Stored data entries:
/---

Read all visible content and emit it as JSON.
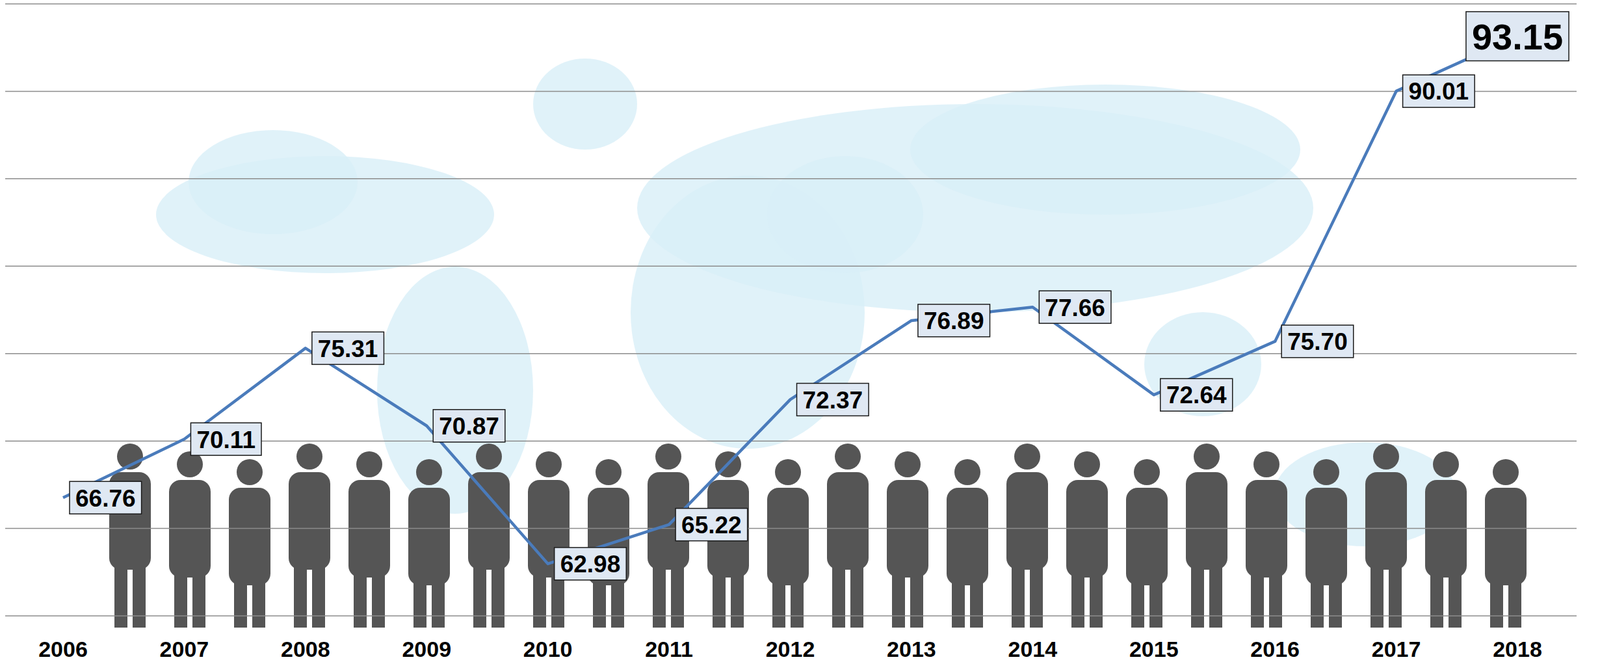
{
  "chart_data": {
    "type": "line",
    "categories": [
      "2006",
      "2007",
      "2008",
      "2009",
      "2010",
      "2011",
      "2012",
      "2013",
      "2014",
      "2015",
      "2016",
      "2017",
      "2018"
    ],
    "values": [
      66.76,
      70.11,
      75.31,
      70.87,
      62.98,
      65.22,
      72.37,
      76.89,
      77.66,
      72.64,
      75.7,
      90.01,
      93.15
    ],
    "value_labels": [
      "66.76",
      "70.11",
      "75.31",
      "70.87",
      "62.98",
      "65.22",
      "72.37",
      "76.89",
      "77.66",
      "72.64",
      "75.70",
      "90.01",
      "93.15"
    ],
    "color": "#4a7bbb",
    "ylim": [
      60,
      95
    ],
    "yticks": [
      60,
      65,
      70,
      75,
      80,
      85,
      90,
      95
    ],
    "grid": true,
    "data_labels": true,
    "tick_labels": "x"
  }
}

\---

Write out the records above exactly as they appear, leaving out any pictures.

Read all visible content and emit it as JSON.
{
  "chart_data": {
    "type": "line",
    "categories": [
      "2006",
      "2007",
      "2008",
      "2009",
      "2010",
      "2011",
      "2012",
      "2013",
      "2014",
      "2015",
      "2016",
      "2017",
      "2018"
    ],
    "values": [
      66.76,
      70.11,
      75.31,
      70.87,
      62.98,
      65.22,
      72.37,
      76.89,
      77.66,
      72.64,
      75.7,
      90.01,
      93.15
    ],
    "value_labels": [
      "66.76",
      "70.11",
      "75.31",
      "70.87",
      "62.98",
      "65.22",
      "72.37",
      "76.89",
      "77.66",
      "72.64",
      "75.70",
      "90.01",
      "93.15"
    ],
    "color": "#4a7bbb",
    "ylim": [
      60,
      95
    ],
    "yticks": [
      60,
      65,
      70,
      75,
      80,
      85,
      90,
      95
    ],
    "grid": true,
    "data_labels": true,
    "tick_labels": "x"
  }
}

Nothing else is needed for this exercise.